▶ _Written exercise_
All of the material below is to be repeated exactly.

▶ _Dataset content_

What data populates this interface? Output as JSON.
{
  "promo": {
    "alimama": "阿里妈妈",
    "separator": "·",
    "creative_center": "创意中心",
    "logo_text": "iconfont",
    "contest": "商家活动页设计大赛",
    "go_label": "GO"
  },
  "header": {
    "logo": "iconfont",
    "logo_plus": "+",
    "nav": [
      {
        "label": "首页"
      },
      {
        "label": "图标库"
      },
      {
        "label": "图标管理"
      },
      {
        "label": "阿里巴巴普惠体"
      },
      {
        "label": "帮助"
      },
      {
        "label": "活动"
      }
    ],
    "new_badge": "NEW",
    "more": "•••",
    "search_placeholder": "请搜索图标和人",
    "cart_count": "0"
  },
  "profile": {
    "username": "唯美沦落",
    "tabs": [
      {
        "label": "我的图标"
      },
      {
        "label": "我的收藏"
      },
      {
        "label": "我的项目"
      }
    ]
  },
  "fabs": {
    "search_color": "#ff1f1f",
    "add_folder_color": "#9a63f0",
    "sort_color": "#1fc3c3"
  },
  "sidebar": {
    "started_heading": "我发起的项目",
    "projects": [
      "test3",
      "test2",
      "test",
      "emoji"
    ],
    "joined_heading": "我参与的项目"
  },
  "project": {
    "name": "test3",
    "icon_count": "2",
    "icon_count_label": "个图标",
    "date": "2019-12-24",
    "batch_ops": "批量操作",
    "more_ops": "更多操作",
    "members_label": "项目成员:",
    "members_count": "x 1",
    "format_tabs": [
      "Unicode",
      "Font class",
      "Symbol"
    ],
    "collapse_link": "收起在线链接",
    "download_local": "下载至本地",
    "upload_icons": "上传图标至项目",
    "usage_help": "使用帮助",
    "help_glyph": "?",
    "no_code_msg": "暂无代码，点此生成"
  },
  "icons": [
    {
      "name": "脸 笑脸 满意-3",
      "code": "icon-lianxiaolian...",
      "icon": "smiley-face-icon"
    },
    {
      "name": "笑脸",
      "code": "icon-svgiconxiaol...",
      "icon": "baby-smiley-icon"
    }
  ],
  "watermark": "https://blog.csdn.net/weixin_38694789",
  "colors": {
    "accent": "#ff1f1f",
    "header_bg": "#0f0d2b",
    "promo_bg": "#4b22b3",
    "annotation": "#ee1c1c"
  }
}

▶ _Response to the task_
What data populates this interface? Output as JSON.
{
  "promo": {
    "alimama": "阿里妈妈",
    "separator": "·",
    "creative_center": "创意中心",
    "logo_text": "iconfont",
    "contest": "商家活动页设计大赛",
    "go_label": "GO"
  },
  "header": {
    "logo": "iconfont",
    "logo_plus": "+",
    "nav": [
      {
        "label": "首页"
      },
      {
        "label": "图标库"
      },
      {
        "label": "图标管理"
      },
      {
        "label": "阿里巴巴普惠体"
      },
      {
        "label": "帮助"
      },
      {
        "label": "活动"
      }
    ],
    "new_badge": "NEW",
    "more": "•••",
    "search_placeholder": "请搜索图标和人",
    "cart_count": "0"
  },
  "profile": {
    "username": "唯美沦落",
    "tabs": [
      {
        "label": "我的图标"
      },
      {
        "label": "我的收藏"
      },
      {
        "label": "我的项目"
      }
    ]
  },
  "fabs": {
    "search_color": "#ff1f1f",
    "add_folder_color": "#9a63f0",
    "sort_color": "#1fc3c3"
  },
  "sidebar": {
    "started_heading": "我发起的项目",
    "projects": [
      "test3",
      "test2",
      "test",
      "emoji"
    ],
    "joined_heading": "我参与的项目"
  },
  "project": {
    "name": "test3",
    "icon_count": "2",
    "icon_count_label": "个图标",
    "date": "2019-12-24",
    "batch_ops": "批量操作",
    "more_ops": "更多操作",
    "members_label": "项目成员:",
    "members_count": "x 1",
    "format_tabs": [
      "Unicode",
      "Font class",
      "Symbol"
    ],
    "collapse_link": "收起在线链接",
    "download_local": "下载至本地",
    "upload_icons": "上传图标至项目",
    "usage_help": "使用帮助",
    "help_glyph": "?",
    "no_code_msg": "暂无代码，点此生成"
  },
  "icons": [
    {
      "name": "脸 笑脸 满意-3",
      "code": "icon-lianxiaolian...",
      "icon": "smiley-face-icon"
    },
    {
      "name": "笑脸",
      "code": "icon-svgiconxiaol...",
      "icon": "baby-smiley-icon"
    }
  ],
  "watermark": "https://blog.csdn.net/weixin_38694789",
  "colors": {
    "accent": "#ff1f1f",
    "header_bg": "#0f0d2b",
    "promo_bg": "#4b22b3",
    "annotation": "#ee1c1c"
  }
}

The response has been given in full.